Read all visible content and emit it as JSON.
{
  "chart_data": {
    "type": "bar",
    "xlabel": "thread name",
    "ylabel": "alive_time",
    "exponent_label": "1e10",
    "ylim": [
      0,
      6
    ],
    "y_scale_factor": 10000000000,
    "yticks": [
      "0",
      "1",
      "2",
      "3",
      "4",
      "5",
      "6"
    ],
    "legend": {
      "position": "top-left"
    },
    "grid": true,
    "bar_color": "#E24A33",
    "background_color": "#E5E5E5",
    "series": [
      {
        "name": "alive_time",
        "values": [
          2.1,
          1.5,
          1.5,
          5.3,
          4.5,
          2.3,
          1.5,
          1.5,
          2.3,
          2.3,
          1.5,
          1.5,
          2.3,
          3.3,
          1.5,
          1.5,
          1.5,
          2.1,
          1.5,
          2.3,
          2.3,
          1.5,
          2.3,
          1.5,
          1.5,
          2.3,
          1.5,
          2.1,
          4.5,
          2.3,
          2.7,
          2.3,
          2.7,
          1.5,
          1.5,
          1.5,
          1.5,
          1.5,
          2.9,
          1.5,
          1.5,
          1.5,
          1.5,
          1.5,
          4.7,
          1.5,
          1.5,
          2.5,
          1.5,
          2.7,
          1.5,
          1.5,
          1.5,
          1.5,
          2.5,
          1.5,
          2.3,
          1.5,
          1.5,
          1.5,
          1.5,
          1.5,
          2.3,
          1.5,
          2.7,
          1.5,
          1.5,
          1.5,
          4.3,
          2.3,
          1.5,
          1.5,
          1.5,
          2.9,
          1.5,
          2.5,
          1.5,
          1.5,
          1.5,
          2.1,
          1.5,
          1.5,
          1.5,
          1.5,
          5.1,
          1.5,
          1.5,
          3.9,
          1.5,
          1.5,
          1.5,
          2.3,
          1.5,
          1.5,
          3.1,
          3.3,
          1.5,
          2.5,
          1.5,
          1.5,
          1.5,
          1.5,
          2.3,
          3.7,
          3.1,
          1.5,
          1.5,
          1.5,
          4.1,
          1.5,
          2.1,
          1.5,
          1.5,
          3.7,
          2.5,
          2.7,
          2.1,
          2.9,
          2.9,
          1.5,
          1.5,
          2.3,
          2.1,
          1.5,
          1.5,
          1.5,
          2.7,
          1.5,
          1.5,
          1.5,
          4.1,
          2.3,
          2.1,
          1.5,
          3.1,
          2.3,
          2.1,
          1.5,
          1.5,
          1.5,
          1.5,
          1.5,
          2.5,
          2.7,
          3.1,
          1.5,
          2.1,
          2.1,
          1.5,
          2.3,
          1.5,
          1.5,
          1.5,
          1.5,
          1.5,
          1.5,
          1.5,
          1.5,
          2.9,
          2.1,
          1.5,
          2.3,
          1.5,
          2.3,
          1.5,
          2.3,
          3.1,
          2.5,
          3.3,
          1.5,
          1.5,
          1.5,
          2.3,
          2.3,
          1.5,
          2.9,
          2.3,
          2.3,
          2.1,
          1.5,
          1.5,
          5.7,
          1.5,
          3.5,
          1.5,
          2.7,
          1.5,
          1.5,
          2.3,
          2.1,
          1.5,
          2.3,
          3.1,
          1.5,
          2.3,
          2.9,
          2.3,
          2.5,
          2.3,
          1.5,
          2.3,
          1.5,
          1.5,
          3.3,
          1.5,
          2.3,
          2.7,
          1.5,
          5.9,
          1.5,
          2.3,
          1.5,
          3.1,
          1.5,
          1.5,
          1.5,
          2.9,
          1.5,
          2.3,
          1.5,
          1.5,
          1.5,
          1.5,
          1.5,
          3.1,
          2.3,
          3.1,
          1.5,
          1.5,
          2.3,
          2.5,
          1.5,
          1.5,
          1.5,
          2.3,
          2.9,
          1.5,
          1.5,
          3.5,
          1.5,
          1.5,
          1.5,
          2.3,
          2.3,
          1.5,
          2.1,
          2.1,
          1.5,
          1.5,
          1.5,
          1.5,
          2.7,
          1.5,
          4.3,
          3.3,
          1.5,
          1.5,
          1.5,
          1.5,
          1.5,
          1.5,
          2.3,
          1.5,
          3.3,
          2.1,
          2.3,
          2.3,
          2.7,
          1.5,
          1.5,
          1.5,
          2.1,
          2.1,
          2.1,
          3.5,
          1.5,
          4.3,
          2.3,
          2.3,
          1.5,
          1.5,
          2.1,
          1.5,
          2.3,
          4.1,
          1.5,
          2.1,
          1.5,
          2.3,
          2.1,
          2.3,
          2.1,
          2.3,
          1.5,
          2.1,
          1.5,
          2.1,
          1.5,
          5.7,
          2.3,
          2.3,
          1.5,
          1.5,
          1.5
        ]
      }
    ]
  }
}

Task goal
Return every line of the material exactly.

Final result
Read all visible content and emit it as JSON.
{
  "chart_data": {
    "type": "bar",
    "xlabel": "thread name",
    "ylabel": "alive_time",
    "exponent_label": "1e10",
    "ylim": [
      0,
      6
    ],
    "y_scale_factor": 10000000000,
    "yticks": [
      "0",
      "1",
      "2",
      "3",
      "4",
      "5",
      "6"
    ],
    "legend": {
      "position": "top-left"
    },
    "grid": true,
    "bar_color": "#E24A33",
    "background_color": "#E5E5E5",
    "series": [
      {
        "name": "alive_time",
        "values": [
          2.1,
          1.5,
          1.5,
          5.3,
          4.5,
          2.3,
          1.5,
          1.5,
          2.3,
          2.3,
          1.5,
          1.5,
          2.3,
          3.3,
          1.5,
          1.5,
          1.5,
          2.1,
          1.5,
          2.3,
          2.3,
          1.5,
          2.3,
          1.5,
          1.5,
          2.3,
          1.5,
          2.1,
          4.5,
          2.3,
          2.7,
          2.3,
          2.7,
          1.5,
          1.5,
          1.5,
          1.5,
          1.5,
          2.9,
          1.5,
          1.5,
          1.5,
          1.5,
          1.5,
          4.7,
          1.5,
          1.5,
          2.5,
          1.5,
          2.7,
          1.5,
          1.5,
          1.5,
          1.5,
          2.5,
          1.5,
          2.3,
          1.5,
          1.5,
          1.5,
          1.5,
          1.5,
          2.3,
          1.5,
          2.7,
          1.5,
          1.5,
          1.5,
          4.3,
          2.3,
          1.5,
          1.5,
          1.5,
          2.9,
          1.5,
          2.5,
          1.5,
          1.5,
          1.5,
          2.1,
          1.5,
          1.5,
          1.5,
          1.5,
          5.1,
          1.5,
          1.5,
          3.9,
          1.5,
          1.5,
          1.5,
          2.3,
          1.5,
          1.5,
          3.1,
          3.3,
          1.5,
          2.5,
          1.5,
          1.5,
          1.5,
          1.5,
          2.3,
          3.7,
          3.1,
          1.5,
          1.5,
          1.5,
          4.1,
          1.5,
          2.1,
          1.5,
          1.5,
          3.7,
          2.5,
          2.7,
          2.1,
          2.9,
          2.9,
          1.5,
          1.5,
          2.3,
          2.1,
          1.5,
          1.5,
          1.5,
          2.7,
          1.5,
          1.5,
          1.5,
          4.1,
          2.3,
          2.1,
          1.5,
          3.1,
          2.3,
          2.1,
          1.5,
          1.5,
          1.5,
          1.5,
          1.5,
          2.5,
          2.7,
          3.1,
          1.5,
          2.1,
          2.1,
          1.5,
          2.3,
          1.5,
          1.5,
          1.5,
          1.5,
          1.5,
          1.5,
          1.5,
          1.5,
          2.9,
          2.1,
          1.5,
          2.3,
          1.5,
          2.3,
          1.5,
          2.3,
          3.1,
          2.5,
          3.3,
          1.5,
          1.5,
          1.5,
          2.3,
          2.3,
          1.5,
          2.9,
          2.3,
          2.3,
          2.1,
          1.5,
          1.5,
          5.7,
          1.5,
          3.5,
          1.5,
          2.7,
          1.5,
          1.5,
          2.3,
          2.1,
          1.5,
          2.3,
          3.1,
          1.5,
          2.3,
          2.9,
          2.3,
          2.5,
          2.3,
          1.5,
          2.3,
          1.5,
          1.5,
          3.3,
          1.5,
          2.3,
          2.7,
          1.5,
          5.9,
          1.5,
          2.3,
          1.5,
          3.1,
          1.5,
          1.5,
          1.5,
          2.9,
          1.5,
          2.3,
          1.5,
          1.5,
          1.5,
          1.5,
          1.5,
          3.1,
          2.3,
          3.1,
          1.5,
          1.5,
          2.3,
          2.5,
          1.5,
          1.5,
          1.5,
          2.3,
          2.9,
          1.5,
          1.5,
          3.5,
          1.5,
          1.5,
          1.5,
          2.3,
          2.3,
          1.5,
          2.1,
          2.1,
          1.5,
          1.5,
          1.5,
          1.5,
          2.7,
          1.5,
          4.3,
          3.3,
          1.5,
          1.5,
          1.5,
          1.5,
          1.5,
          1.5,
          2.3,
          1.5,
          3.3,
          2.1,
          2.3,
          2.3,
          2.7,
          1.5,
          1.5,
          1.5,
          2.1,
          2.1,
          2.1,
          3.5,
          1.5,
          4.3,
          2.3,
          2.3,
          1.5,
          1.5,
          2.1,
          1.5,
          2.3,
          4.1,
          1.5,
          2.1,
          1.5,
          2.3,
          2.1,
          2.3,
          2.1,
          2.3,
          1.5,
          2.1,
          1.5,
          2.1,
          1.5,
          5.7,
          2.3,
          2.3,
          1.5,
          1.5,
          1.5
        ]
      }
    ]
  }
}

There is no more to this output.